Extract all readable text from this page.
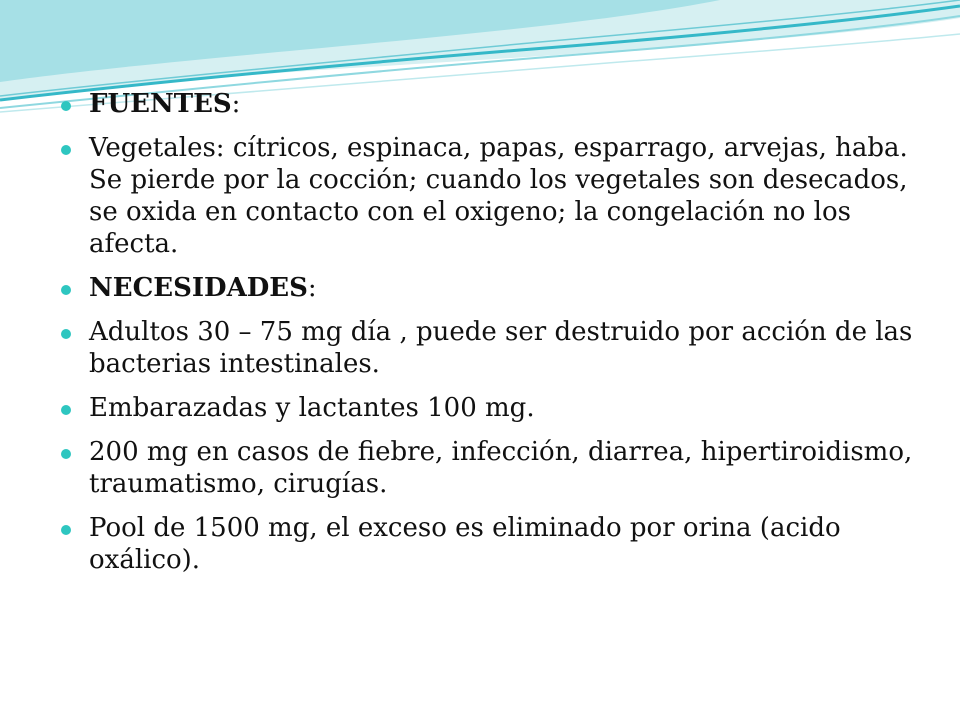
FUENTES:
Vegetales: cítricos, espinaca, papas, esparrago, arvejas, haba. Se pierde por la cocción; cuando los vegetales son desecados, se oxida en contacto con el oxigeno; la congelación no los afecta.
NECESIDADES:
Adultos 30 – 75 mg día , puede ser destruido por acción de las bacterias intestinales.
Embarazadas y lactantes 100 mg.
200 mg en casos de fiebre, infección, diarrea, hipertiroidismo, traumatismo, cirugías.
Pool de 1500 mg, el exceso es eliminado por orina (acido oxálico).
==
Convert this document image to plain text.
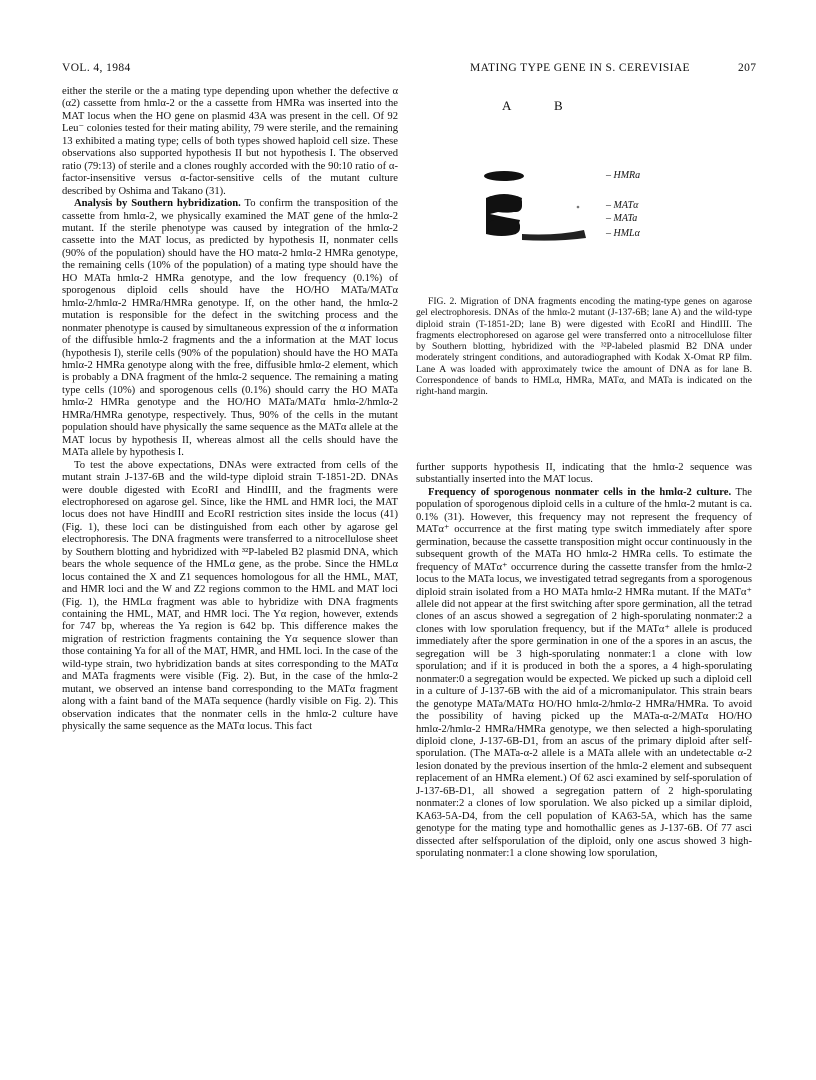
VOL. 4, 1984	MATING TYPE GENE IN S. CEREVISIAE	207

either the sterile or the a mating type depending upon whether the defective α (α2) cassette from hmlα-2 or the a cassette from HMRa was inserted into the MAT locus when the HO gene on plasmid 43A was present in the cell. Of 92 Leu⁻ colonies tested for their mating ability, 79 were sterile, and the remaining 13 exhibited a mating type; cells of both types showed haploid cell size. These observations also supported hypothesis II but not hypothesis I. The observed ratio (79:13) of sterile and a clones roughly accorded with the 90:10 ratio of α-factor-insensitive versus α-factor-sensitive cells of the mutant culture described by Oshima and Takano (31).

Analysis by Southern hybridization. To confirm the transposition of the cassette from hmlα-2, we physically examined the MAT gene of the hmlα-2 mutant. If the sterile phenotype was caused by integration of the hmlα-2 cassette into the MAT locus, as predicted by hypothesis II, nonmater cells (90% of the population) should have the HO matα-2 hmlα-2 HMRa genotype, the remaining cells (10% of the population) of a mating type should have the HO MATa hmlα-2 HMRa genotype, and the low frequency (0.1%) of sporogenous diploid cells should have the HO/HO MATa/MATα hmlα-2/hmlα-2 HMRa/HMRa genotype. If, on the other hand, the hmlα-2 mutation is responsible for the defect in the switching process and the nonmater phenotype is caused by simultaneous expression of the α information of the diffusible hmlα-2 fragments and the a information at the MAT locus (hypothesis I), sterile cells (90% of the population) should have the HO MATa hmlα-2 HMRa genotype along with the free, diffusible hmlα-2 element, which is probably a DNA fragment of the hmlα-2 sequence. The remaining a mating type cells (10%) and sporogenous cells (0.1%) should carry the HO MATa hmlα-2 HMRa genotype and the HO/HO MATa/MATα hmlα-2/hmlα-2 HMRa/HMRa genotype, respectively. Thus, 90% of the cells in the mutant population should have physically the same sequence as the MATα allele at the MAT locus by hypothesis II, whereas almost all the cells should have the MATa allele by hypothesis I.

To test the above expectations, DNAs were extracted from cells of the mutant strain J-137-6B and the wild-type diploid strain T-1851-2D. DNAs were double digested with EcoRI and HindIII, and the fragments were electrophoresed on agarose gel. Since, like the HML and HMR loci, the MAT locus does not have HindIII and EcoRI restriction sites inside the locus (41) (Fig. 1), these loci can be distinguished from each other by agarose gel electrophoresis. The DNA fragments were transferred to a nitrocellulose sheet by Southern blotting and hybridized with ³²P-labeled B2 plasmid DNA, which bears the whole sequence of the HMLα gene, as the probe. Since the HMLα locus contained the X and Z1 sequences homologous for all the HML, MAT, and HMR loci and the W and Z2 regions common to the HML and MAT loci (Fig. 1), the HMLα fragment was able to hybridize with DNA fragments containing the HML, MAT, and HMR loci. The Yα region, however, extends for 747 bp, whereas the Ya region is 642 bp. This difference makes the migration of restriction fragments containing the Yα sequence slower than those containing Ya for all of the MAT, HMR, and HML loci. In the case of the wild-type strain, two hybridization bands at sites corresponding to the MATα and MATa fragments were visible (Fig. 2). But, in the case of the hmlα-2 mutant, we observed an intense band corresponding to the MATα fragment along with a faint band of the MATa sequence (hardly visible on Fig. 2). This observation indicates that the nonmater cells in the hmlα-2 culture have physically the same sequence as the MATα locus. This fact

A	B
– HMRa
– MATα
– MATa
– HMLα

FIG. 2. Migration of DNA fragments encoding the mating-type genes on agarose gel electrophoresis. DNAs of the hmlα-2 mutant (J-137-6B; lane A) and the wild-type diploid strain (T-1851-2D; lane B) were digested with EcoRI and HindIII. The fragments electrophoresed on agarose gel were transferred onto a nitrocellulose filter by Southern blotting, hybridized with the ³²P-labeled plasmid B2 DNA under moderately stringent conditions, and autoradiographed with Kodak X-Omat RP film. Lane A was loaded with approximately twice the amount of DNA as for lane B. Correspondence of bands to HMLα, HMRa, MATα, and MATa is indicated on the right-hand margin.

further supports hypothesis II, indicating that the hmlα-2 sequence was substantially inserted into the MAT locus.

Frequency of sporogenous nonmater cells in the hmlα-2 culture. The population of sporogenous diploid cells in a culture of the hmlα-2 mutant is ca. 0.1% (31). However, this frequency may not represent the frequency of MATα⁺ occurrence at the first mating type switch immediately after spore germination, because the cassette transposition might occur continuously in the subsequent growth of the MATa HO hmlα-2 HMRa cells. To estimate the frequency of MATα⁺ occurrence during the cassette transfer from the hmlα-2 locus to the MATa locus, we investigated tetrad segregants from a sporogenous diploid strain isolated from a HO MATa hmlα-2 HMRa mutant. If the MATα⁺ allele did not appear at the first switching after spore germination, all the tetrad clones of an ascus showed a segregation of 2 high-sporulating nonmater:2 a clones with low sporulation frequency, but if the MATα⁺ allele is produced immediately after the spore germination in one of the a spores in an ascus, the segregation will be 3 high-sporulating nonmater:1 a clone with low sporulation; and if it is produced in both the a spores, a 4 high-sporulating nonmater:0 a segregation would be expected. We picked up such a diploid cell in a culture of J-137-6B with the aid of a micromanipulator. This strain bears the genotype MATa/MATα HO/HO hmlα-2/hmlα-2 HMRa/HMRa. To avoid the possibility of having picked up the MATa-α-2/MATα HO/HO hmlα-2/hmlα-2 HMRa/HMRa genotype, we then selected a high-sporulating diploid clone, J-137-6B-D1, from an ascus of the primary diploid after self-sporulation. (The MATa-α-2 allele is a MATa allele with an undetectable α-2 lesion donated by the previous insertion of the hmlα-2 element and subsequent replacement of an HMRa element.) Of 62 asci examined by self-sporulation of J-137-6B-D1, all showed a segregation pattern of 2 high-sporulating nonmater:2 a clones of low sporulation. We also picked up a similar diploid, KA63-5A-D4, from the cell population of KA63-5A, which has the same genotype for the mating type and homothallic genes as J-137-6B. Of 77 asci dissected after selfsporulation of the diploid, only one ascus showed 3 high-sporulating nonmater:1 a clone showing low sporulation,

**The problem:**
Whenever the word "inserted" shows up in a line of the entries above, copy that line.

**Response for this exercise:**
either the sterile or the a mating type depending upon whether the defective α (α2) cassette from hmlα-2 or the a cassette from HMRa was inserted into the MAT locus when the HO gene on plasmid 43A was present in the cell. Of 92 Leu⁻ colonies tested for their mating ability, 79 were sterile, and the remaining 13 exhibited a mating type; cells of both types showed haploid cell size. These observations also supported hypothesis II but not hypothesis I. The observed ratio (79:13) of sterile and a clones roughly accorded with the 90:10 ratio of α-factor-insensitive versus α-factor-sensitive cells of the mutant culture described by Oshima and Takano (31).
further supports hypothesis II, indicating that the hmlα-2 sequence was substantially inserted into the MAT locus.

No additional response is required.